# [Goal]
Find the string "label" in the records. Copy every line it appears in.

# [Given records]

···

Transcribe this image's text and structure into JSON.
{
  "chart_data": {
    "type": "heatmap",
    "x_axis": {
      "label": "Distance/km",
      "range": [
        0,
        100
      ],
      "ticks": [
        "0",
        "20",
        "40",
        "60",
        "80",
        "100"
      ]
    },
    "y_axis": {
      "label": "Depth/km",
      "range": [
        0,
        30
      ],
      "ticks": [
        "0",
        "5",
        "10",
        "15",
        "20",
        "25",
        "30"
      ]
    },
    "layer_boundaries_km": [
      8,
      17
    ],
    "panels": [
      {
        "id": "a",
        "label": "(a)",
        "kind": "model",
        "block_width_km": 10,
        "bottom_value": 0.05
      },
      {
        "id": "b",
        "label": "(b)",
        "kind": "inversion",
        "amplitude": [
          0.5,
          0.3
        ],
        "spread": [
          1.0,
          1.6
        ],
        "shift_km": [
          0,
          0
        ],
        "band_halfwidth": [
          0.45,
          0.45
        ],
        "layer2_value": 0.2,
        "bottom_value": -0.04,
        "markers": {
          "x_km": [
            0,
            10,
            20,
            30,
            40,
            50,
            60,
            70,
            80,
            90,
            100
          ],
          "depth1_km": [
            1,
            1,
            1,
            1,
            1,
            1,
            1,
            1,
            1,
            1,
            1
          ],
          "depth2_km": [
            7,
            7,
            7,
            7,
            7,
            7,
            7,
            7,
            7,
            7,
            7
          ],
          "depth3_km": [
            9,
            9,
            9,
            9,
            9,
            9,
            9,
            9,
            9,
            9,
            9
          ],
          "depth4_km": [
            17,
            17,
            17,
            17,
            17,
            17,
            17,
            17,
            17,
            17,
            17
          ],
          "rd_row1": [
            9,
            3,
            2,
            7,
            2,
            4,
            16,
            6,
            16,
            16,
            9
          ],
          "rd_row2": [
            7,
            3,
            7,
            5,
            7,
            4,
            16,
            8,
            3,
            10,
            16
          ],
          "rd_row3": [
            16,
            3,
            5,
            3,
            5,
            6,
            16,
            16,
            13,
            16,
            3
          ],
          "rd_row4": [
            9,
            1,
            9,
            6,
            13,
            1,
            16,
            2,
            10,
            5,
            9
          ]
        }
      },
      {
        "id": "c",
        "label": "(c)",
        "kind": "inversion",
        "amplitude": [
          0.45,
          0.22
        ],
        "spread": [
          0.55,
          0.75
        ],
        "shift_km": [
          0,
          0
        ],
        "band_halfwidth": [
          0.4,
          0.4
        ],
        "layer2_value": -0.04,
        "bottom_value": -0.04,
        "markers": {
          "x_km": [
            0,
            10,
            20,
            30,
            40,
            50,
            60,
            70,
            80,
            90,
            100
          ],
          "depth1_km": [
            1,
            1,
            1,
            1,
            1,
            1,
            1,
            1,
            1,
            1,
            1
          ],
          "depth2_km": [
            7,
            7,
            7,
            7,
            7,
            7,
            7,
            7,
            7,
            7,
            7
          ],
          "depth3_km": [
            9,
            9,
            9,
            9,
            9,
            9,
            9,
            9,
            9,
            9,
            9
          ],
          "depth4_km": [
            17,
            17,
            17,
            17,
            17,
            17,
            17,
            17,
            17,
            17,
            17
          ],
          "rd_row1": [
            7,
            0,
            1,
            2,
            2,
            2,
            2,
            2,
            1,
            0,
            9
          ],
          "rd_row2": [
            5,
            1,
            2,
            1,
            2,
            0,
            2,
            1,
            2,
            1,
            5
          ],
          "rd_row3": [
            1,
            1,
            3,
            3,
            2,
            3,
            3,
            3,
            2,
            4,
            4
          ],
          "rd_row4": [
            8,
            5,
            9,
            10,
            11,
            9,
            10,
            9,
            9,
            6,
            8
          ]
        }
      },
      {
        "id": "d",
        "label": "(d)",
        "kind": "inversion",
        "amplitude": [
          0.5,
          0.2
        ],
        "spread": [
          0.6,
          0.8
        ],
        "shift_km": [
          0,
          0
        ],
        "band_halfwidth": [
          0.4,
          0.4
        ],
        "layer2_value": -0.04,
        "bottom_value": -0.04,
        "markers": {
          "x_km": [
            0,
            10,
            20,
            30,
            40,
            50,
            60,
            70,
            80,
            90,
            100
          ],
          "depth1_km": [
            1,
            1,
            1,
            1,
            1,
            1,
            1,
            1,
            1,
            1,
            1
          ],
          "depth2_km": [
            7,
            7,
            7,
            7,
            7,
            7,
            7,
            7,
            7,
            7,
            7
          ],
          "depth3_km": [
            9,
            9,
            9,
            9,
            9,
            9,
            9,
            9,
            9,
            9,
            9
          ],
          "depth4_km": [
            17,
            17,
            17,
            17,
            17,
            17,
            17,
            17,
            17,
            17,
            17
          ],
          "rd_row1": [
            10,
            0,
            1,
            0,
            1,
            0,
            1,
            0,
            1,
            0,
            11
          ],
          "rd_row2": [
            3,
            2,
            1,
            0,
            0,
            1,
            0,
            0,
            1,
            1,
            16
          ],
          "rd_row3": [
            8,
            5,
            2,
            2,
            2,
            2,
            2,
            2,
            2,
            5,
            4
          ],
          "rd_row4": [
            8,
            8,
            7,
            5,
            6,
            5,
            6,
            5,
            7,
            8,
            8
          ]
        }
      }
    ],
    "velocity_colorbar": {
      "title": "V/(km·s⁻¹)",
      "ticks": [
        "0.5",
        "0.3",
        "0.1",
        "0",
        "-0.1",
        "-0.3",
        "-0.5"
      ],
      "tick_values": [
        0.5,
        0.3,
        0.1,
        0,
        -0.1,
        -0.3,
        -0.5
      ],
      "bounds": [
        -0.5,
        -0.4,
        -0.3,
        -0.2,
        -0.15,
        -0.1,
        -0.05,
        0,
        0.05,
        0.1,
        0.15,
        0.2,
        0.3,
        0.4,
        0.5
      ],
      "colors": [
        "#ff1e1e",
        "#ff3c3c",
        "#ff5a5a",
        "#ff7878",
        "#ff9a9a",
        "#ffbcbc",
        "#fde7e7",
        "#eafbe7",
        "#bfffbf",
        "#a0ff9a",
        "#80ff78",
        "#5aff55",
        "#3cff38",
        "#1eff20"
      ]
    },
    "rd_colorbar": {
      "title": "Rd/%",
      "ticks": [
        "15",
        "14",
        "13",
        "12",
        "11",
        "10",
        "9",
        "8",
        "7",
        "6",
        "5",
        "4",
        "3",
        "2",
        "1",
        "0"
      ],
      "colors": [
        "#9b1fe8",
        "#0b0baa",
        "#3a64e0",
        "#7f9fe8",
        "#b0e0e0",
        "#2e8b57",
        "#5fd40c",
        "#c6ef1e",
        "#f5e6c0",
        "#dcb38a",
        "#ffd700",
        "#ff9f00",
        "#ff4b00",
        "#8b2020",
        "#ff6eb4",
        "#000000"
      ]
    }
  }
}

···

# [Task output]
      "label": "Distance/km",
      "label": "Depth/km",
        "label": "(a)",
        "label": "(b)",
        "label": "(c)",
        "label": "(d)",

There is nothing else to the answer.